→ DATASET CONTENT
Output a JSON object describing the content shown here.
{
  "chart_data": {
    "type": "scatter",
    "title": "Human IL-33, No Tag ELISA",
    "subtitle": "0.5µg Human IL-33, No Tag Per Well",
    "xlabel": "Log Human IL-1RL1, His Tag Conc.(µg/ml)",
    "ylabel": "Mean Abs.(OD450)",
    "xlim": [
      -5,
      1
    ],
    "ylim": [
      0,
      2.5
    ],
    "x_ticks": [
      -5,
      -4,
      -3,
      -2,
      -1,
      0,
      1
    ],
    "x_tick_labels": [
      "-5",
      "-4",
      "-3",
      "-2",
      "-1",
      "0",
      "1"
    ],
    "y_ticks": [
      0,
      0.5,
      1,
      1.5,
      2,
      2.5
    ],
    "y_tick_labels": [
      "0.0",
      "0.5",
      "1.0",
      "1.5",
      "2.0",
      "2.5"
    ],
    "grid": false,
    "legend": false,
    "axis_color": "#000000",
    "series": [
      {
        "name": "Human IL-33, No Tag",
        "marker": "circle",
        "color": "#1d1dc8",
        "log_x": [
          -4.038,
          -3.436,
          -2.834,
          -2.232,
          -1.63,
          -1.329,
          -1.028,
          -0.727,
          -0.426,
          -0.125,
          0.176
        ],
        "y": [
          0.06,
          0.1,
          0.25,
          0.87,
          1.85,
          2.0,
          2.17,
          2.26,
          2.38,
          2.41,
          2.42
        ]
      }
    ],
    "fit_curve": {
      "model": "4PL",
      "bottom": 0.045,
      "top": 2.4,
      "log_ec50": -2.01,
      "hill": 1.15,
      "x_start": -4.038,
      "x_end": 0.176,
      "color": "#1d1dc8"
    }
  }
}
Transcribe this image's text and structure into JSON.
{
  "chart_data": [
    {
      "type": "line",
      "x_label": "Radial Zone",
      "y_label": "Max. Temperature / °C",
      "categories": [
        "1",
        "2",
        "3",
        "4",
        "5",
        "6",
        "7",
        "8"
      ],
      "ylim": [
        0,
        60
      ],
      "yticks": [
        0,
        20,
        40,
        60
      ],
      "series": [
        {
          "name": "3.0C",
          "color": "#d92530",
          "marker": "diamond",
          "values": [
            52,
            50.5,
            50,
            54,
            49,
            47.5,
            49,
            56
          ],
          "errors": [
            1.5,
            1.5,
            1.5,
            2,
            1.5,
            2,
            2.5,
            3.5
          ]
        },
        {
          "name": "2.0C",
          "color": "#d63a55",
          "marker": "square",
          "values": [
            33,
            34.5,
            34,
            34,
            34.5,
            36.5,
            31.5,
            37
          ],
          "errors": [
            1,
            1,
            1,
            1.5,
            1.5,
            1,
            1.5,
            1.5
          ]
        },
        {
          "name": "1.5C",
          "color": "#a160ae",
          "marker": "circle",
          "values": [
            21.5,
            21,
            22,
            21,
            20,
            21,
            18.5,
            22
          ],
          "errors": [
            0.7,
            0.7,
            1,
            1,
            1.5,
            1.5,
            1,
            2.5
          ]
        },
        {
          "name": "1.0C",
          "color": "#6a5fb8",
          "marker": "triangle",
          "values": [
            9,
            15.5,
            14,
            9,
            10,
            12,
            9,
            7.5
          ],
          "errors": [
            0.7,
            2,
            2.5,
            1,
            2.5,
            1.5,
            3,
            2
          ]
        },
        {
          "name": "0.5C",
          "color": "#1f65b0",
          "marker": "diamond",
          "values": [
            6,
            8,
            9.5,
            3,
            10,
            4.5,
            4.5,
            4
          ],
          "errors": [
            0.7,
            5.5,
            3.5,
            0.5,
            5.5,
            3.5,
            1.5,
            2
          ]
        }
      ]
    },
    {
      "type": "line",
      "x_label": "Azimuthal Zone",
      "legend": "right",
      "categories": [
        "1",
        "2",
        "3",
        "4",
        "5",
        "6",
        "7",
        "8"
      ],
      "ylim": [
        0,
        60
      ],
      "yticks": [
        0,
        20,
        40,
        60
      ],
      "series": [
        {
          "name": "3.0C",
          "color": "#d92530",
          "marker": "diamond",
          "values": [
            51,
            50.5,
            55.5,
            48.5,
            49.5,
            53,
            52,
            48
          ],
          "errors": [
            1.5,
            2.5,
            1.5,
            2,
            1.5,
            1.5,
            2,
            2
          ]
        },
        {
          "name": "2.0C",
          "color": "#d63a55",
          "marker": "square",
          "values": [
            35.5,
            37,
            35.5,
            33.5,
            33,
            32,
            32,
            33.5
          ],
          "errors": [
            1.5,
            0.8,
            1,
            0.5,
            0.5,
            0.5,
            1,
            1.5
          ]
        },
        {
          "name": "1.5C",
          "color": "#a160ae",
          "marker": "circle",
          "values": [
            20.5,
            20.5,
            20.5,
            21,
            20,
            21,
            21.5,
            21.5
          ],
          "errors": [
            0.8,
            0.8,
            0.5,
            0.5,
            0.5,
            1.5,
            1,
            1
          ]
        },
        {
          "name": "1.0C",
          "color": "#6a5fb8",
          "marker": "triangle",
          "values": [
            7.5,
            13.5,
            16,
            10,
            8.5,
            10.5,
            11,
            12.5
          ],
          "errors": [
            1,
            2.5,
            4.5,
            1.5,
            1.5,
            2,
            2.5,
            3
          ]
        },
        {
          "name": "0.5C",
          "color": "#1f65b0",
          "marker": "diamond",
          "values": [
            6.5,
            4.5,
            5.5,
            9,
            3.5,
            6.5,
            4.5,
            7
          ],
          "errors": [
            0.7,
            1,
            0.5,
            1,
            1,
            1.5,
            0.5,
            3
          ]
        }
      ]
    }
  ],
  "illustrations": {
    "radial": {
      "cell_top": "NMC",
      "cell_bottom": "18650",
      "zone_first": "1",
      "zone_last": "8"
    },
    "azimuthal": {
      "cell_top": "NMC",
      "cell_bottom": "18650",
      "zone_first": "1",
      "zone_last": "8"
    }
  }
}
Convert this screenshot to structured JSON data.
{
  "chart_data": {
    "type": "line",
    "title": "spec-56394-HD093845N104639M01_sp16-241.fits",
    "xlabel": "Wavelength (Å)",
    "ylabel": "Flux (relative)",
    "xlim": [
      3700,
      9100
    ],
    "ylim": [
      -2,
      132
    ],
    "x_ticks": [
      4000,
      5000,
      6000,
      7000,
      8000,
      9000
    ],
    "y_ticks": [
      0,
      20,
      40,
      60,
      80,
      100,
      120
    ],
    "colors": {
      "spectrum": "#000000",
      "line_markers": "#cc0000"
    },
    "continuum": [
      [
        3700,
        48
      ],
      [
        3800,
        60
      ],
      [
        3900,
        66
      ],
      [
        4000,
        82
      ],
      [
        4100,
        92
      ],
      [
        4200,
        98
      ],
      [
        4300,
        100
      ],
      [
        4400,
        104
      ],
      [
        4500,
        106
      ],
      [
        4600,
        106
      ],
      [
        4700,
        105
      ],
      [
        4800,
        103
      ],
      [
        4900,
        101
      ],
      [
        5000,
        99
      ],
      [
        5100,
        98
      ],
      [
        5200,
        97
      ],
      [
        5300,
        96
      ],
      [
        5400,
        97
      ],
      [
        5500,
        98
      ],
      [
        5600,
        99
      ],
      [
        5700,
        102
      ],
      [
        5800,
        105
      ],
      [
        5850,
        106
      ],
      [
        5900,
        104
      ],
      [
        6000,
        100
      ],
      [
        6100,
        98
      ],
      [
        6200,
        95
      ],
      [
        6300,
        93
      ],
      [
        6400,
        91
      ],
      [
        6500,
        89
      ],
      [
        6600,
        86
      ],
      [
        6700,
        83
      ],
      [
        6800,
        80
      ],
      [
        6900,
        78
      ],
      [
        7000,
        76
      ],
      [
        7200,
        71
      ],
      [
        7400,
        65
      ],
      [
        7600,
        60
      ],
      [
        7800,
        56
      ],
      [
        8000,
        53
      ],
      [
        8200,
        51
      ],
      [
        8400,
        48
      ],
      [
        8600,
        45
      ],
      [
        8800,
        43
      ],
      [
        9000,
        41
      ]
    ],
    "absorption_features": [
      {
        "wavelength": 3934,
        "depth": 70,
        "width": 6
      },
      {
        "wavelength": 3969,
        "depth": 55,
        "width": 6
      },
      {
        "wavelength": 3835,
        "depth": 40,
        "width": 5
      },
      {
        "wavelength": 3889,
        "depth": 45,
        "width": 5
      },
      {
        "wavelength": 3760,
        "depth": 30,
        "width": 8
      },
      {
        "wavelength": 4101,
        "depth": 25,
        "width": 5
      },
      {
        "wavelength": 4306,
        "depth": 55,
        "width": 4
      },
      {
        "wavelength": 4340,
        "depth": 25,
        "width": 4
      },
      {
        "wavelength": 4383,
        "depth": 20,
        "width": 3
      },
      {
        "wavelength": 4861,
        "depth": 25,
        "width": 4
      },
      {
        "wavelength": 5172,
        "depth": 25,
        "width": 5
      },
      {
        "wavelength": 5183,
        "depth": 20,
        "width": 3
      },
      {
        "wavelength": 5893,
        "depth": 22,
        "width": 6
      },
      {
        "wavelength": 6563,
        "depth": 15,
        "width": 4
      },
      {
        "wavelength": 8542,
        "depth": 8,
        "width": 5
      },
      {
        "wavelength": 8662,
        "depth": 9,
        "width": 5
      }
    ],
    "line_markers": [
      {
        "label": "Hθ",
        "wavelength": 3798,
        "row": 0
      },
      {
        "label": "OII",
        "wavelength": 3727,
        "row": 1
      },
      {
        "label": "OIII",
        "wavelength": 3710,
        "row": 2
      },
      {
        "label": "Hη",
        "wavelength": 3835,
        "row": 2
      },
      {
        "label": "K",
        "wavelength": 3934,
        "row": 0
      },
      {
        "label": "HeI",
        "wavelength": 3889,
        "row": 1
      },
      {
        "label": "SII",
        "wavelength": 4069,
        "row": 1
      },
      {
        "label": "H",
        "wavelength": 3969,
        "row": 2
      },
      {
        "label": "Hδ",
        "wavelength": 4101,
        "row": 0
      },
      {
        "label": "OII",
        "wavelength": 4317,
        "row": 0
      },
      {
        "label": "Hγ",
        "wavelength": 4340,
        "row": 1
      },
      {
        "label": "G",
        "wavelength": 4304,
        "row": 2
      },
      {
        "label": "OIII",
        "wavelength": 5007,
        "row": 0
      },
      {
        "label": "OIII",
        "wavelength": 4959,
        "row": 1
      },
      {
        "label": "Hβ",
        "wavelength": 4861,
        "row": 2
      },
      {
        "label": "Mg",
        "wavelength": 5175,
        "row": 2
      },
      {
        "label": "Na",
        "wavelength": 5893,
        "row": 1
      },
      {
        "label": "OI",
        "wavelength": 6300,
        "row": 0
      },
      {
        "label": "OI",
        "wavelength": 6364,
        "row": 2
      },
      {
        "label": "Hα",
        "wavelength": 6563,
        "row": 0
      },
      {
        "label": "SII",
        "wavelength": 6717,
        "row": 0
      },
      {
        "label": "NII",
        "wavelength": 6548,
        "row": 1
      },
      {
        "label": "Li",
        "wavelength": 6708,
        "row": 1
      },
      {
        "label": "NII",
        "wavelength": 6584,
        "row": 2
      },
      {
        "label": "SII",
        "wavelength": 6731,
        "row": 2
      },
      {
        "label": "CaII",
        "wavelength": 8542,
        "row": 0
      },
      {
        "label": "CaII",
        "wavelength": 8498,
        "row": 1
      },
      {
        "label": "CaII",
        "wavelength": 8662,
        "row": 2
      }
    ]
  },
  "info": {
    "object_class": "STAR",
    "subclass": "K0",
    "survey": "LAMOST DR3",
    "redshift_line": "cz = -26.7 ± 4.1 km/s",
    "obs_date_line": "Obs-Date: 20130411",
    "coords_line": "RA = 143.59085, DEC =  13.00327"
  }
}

→ OBJECTIVE
Note how many lines in the listing above hold the string "this", then give only that figure.

→ FINAL RESULT
2